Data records
::::::::::
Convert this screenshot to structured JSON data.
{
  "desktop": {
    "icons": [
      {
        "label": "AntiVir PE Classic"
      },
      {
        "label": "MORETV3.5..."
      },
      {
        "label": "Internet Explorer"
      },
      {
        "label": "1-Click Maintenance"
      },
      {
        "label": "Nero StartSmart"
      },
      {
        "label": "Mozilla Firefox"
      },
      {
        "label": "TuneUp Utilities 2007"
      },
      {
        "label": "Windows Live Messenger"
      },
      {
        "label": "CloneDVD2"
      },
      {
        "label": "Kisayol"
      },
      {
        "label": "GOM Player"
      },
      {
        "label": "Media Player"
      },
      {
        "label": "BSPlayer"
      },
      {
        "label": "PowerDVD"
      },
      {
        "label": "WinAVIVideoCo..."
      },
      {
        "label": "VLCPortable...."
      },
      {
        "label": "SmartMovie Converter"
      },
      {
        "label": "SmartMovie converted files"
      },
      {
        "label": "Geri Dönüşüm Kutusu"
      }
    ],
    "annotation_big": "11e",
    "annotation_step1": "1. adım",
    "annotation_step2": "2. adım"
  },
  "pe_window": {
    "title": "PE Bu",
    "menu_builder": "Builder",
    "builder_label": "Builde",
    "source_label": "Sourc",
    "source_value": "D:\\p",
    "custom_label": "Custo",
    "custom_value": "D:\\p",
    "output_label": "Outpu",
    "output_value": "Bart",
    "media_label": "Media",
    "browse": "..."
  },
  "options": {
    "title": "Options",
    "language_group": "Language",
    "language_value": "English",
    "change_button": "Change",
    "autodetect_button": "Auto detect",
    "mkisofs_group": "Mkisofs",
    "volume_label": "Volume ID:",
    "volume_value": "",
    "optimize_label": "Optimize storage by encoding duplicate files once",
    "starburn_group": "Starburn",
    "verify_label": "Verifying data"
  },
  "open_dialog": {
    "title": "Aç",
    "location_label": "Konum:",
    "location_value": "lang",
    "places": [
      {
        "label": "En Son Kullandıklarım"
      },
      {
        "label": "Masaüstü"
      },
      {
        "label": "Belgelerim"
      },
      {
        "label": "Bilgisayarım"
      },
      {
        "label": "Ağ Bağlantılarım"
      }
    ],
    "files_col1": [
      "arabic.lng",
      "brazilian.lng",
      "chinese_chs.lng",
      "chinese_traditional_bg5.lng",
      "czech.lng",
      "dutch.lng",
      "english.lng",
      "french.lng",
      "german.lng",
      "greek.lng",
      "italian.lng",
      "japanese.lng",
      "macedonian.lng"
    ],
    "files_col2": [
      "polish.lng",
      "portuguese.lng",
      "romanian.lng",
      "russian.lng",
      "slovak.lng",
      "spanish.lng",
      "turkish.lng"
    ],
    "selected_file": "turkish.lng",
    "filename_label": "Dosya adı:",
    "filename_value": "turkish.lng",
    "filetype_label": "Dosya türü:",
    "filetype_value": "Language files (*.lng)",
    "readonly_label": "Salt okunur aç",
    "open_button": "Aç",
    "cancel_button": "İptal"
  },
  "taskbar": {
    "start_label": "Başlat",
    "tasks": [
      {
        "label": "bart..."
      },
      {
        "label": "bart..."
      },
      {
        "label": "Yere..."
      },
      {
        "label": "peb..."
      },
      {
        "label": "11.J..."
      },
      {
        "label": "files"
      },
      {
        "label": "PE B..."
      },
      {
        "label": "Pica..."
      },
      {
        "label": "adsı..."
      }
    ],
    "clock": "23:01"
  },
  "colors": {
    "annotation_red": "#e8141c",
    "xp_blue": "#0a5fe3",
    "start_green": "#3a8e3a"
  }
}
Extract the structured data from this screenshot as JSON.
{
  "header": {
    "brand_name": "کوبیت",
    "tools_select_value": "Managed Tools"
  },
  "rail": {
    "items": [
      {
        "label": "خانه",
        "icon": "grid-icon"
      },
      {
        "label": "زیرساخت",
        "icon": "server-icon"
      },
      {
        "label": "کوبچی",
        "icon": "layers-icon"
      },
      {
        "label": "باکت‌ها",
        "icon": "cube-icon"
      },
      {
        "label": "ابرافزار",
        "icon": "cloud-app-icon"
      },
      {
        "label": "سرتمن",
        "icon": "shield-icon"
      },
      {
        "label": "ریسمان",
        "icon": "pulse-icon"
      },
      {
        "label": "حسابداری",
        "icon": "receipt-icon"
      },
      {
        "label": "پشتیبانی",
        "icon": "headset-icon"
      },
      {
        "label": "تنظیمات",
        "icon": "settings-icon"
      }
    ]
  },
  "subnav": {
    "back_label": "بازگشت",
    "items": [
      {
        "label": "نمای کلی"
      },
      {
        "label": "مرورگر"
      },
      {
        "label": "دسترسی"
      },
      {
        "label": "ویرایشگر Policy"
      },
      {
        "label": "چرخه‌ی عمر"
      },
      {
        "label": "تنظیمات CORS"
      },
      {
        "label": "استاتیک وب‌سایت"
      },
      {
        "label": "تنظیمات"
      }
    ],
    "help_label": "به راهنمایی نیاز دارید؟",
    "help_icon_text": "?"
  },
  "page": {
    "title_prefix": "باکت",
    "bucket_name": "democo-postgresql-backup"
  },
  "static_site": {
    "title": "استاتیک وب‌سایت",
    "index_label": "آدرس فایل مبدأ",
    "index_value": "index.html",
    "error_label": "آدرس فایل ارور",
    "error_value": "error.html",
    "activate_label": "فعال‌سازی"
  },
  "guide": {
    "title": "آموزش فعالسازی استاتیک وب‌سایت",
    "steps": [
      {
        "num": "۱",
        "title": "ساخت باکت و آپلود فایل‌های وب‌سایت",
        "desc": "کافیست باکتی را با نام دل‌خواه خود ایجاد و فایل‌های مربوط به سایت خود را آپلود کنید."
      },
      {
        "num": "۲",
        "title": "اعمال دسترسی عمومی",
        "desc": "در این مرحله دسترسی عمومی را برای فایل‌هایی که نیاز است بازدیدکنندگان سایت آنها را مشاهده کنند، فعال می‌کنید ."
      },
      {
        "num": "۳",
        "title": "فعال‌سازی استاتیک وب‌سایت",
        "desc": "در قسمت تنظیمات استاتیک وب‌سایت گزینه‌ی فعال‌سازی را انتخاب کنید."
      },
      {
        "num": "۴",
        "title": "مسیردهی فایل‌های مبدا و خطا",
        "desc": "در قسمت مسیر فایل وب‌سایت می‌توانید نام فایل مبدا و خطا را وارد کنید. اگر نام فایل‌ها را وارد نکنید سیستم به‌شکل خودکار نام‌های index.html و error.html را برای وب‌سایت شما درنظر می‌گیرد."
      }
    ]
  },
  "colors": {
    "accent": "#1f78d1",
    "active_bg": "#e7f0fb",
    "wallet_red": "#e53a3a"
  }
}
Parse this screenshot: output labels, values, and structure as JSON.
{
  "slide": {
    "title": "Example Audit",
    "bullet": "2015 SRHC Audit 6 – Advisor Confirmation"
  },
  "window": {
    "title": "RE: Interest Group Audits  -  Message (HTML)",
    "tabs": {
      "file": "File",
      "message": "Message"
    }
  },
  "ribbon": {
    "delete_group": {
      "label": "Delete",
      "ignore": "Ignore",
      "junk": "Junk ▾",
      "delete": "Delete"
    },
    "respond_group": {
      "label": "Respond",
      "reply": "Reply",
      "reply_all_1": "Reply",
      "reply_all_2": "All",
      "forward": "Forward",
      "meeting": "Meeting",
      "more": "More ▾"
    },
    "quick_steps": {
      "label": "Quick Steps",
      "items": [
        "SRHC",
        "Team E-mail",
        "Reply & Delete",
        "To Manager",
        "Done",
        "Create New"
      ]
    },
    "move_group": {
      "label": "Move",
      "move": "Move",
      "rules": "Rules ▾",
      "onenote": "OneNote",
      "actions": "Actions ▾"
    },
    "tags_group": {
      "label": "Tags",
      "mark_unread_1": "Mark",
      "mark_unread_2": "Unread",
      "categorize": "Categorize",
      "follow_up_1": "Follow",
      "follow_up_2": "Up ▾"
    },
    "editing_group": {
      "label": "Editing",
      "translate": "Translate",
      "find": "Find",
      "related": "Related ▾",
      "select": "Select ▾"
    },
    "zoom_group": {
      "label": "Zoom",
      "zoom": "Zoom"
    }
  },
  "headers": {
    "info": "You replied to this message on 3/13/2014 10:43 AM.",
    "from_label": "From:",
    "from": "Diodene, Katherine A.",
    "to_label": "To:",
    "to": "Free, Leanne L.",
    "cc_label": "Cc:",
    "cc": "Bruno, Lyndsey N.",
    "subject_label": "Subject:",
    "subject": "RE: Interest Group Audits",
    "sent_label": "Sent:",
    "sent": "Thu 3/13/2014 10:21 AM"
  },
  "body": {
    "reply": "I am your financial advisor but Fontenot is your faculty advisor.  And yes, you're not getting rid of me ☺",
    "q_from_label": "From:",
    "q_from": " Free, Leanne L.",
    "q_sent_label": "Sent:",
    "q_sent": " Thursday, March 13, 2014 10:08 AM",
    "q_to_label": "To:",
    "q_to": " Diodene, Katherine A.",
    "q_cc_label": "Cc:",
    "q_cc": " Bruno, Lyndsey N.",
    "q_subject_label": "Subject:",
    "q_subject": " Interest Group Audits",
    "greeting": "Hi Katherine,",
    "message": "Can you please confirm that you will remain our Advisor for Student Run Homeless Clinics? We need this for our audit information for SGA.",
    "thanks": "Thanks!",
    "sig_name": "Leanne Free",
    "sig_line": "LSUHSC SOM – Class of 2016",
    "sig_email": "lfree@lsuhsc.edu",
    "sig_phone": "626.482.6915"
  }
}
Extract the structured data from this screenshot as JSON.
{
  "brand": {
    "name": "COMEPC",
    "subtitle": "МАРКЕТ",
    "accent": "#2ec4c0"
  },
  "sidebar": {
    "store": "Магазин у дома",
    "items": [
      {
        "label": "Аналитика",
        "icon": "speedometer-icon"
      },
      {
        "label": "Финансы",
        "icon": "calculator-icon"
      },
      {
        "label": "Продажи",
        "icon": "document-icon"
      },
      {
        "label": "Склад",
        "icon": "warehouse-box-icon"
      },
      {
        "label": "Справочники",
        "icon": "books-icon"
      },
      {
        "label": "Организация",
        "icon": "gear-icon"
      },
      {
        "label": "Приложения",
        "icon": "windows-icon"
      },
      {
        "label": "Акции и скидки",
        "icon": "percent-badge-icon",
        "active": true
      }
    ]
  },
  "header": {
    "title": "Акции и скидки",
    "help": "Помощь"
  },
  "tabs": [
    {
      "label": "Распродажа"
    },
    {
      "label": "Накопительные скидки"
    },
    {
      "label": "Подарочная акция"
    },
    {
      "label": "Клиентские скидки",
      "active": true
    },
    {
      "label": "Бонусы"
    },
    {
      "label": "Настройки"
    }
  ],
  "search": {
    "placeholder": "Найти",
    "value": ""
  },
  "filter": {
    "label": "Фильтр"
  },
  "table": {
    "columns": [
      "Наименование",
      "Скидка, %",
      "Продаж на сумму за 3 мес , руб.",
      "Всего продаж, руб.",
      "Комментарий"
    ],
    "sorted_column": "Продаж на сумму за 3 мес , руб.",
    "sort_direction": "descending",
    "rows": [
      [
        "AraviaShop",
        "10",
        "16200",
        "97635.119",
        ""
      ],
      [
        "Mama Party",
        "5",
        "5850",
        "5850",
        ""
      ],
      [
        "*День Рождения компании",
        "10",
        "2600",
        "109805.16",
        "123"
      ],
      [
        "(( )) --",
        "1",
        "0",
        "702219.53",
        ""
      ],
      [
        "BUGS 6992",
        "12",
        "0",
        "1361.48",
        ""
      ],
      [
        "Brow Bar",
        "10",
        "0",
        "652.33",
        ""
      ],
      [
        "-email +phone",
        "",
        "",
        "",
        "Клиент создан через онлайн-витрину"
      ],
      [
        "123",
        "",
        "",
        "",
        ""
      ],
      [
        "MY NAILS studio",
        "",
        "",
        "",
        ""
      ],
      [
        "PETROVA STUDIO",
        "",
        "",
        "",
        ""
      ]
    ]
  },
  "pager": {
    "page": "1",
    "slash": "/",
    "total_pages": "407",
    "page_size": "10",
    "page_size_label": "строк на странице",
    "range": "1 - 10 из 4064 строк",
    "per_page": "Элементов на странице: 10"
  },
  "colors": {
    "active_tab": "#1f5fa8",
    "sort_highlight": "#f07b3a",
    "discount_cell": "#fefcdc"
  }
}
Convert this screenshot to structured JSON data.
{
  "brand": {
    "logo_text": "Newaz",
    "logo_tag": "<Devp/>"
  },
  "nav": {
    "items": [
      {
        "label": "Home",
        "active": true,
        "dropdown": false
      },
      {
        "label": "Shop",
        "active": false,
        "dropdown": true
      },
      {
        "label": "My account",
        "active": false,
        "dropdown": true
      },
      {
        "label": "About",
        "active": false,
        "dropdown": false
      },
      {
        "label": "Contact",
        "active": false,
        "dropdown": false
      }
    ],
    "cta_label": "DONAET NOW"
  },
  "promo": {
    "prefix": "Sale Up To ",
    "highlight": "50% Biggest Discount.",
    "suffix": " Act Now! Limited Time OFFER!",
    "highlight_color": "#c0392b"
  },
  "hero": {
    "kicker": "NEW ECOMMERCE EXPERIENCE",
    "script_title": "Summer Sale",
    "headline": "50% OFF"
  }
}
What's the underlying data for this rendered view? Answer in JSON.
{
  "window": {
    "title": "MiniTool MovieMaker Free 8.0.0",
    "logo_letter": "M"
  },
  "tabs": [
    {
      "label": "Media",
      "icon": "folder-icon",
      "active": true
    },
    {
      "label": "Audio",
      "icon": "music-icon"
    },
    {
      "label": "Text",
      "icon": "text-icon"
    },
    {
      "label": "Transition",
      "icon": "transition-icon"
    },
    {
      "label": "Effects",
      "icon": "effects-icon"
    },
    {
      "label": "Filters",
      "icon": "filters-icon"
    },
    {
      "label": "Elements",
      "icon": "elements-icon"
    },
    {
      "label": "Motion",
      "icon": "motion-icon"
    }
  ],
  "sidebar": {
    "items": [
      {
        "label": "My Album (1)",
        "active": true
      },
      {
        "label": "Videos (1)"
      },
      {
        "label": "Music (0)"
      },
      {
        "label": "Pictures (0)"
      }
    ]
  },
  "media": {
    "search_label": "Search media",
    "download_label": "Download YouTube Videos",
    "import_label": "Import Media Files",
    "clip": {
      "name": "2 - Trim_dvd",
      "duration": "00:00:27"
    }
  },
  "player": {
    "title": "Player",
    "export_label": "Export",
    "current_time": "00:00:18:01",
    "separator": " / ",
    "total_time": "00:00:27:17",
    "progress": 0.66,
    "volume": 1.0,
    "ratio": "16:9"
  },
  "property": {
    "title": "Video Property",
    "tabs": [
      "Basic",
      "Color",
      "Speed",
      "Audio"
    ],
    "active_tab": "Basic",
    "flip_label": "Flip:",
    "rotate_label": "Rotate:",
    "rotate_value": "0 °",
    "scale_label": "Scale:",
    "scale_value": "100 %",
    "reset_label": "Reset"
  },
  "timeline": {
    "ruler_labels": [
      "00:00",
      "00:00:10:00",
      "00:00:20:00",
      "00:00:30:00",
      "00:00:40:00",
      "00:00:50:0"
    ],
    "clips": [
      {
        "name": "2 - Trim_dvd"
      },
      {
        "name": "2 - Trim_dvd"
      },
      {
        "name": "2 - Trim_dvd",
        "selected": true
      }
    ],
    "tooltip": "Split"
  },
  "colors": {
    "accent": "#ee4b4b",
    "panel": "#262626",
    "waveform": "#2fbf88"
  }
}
::::::::::
_SET PROBLEM_: Filter the entries down to the lines with the word "adım" in them.

_ANSWER FOR THE TASK_:
    "annotation_step1": "1. adım",
    "annotation_step2": "2. adım"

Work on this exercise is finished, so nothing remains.